# Page text
EBay shows how to serve thanks to sellers

December 26, 2005

BY MICHAEL KRAUSS

Today is one of the busiest shopping days of the year. It's the day after Christmas. Huge crowds. Harried sales clerks. Customer service? Forget about it. You don't expect good service today, do you?

But you should!

Here's my advice to brick-and-mortar retailers. Treat your customers well today. If you do, they'll become evangelists who will sing your praises throughout the year. Borrow a page from Meg Whitman, CEO of eBay, which is known for listening to its customers. Consider how Whitman's company is treating 34-year-old Wes Shepherd. EBay is serving him breakfast in bed. He's more than a loyal eBay customer. He's a committed eBay evangelist.

Shepherd is CEO of Evanston-based ChannelVelocity. His two-year-old startup just raised $750,000 in a Series A round. His business is red hot. ChannelVelocity helps companies such as Netherlands-based Royal Philips Electronics, with some $41 billion a year in revenue, figure out their strategy for selling products on eBay. According to Shepherd, Philips sells through traditional retailers, but wasn't sure how to sell on eBay.

Virtual outlet store

"Philips' product was selling on eBay and it was creating a channel conflict" with its brick-and-mortar clientele, Shepherd says. The solution was simple. Shepherd and ChannelVelocity built a virtual outlet store for Philips on eBay, just like the outlet stores in the distant suburban malls. Only this one is on-line.

"We supplied everything to retail their product on eBay -- the warehouse, the fulfillment, the customer support, auction management, everything," Shepherd says.

# Problems and tasks
- a) In the eBay article, how much did ChannelVelocity raise in its Series A round?
- b) Pick up the eBay article after its last sentence and keep writing.

# Excerpted data
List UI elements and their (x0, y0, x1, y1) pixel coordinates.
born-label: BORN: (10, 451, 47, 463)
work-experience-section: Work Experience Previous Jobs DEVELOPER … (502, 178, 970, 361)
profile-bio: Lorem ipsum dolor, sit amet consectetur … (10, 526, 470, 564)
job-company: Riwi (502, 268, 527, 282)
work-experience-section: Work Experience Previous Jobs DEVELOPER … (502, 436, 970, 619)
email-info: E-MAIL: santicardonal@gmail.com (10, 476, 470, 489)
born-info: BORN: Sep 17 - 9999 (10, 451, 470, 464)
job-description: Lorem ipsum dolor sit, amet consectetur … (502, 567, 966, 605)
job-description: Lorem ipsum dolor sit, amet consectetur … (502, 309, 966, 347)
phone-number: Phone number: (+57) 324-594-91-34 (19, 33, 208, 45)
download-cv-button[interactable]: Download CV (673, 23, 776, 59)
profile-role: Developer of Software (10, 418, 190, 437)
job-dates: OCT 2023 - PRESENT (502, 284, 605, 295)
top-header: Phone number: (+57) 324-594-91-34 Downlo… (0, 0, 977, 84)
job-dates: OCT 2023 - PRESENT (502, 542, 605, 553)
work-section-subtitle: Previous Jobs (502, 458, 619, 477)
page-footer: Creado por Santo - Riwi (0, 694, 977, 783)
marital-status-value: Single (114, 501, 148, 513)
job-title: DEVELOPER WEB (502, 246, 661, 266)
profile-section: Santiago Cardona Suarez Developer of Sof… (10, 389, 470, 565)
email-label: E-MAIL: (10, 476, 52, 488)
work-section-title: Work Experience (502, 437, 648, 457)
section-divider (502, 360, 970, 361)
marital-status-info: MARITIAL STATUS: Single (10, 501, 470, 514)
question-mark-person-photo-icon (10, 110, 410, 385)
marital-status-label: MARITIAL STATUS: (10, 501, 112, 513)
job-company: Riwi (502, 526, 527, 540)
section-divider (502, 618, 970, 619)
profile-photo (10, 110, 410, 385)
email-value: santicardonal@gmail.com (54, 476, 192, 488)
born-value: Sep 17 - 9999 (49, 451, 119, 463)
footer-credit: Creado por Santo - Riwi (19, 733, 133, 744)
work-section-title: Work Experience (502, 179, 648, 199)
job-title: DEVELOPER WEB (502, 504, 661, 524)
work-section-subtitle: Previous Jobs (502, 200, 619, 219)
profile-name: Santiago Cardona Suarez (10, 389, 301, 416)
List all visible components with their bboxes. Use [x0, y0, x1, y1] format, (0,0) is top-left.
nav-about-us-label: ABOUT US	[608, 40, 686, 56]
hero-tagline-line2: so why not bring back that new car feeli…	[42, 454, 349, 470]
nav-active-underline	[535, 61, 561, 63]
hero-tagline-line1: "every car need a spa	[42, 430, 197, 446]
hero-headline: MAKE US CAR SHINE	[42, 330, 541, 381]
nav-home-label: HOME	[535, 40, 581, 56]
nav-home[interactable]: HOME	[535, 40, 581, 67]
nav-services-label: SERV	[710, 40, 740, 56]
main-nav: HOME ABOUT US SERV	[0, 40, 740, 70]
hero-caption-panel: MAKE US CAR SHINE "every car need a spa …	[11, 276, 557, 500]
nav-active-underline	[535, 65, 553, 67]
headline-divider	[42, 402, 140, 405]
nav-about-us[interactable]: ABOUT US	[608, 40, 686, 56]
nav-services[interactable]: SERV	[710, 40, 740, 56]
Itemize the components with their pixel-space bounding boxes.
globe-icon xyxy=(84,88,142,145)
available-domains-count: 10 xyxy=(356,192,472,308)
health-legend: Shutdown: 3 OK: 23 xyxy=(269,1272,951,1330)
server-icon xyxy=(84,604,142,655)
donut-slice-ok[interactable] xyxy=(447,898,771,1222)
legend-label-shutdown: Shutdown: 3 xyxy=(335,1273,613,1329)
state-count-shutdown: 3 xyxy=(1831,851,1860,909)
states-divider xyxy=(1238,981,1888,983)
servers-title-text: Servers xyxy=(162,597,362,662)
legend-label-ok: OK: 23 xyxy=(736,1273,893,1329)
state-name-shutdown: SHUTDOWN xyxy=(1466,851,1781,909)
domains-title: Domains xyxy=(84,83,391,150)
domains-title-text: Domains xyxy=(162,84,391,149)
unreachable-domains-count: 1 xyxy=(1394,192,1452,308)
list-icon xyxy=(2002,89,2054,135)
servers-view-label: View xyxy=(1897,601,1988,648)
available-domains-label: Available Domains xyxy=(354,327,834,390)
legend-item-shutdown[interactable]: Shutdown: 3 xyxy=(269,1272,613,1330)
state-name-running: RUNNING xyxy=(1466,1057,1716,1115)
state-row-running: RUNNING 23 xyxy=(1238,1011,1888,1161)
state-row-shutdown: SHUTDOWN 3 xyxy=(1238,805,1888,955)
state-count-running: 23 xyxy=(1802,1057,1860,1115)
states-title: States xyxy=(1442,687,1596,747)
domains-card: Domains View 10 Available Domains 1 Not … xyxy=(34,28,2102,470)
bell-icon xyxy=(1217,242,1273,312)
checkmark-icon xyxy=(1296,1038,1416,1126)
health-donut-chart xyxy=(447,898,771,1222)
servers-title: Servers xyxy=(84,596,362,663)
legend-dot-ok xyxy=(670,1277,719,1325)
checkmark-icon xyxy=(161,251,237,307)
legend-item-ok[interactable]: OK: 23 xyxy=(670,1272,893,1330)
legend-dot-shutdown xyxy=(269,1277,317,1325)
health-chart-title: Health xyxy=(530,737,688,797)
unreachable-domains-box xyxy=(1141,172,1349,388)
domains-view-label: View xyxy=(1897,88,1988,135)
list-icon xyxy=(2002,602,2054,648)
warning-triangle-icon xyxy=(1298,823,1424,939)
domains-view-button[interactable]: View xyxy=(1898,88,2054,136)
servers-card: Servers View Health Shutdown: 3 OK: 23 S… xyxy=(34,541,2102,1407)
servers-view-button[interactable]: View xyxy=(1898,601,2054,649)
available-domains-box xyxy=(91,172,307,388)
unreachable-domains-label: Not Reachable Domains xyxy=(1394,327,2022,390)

# Results
- a) $750,000

- b)
Creating online outlet stores on eBay is big business for Shepherd. He's doing the same for Milwaukee Power Tools, Belkin (the computer accessories company), Oreck vacuums and Nestle's Nespresso line of espresso products.

Shepherd is a big deal to eBay. The eBay execs don't take him for granted. Even though it's a busy season, they called him. Shepherd says, "They wanted to send something special. They picked several of the largest sellers on eBay to receive gifts.

"A gentleman shows up in my office saying, 'I'm from eBay.' He's carrying a black tray, an eBay mug, a juice glass, a rose and some pastries. He says, 'We're delivering you breakfast in bed because you are too busy to have it at home.'"

Shepherd can't stop talking about how impressed he is with eBay. He's out there evangelizing right now.

I hope your business partners treat you as well today.

Nanotest for mad cow

After a two-year hiatus, Japan is accepting U.S. beef again. Bill Moffitt, CEO of Northbrook-based Nanosphere, wants to close the nearly $700 billion U.S.-Japan trade deficit, and keep American beef exports flowing.

To do that, he is looking for better ways to test for mad cow disease, the reason Japan blocked U.S. exports.

Scientists don't know why mad cow starts or everything about its transmission. They know it results from an errant folding of brain-cell proteins. Today, there are no tests that can detect the aberrant protein in live animals. Brain cell tissue must be examined to confirm mad cow's presence.

"If you find a diseased animal, how do you test that herd?" Moffitt asks. "You have to slaughter them all.

"We need a test that allows us to work on live animals for research, and to screen the food supply," Moffitt says. Using nanotechnology developed by Northwestern University professor Chad Mirkin, Nanosphere is commercializing what it calls "biobarcode technology" that is much more sensitive in identifying abnormal proteins. The company recently received a patent for biobarcode.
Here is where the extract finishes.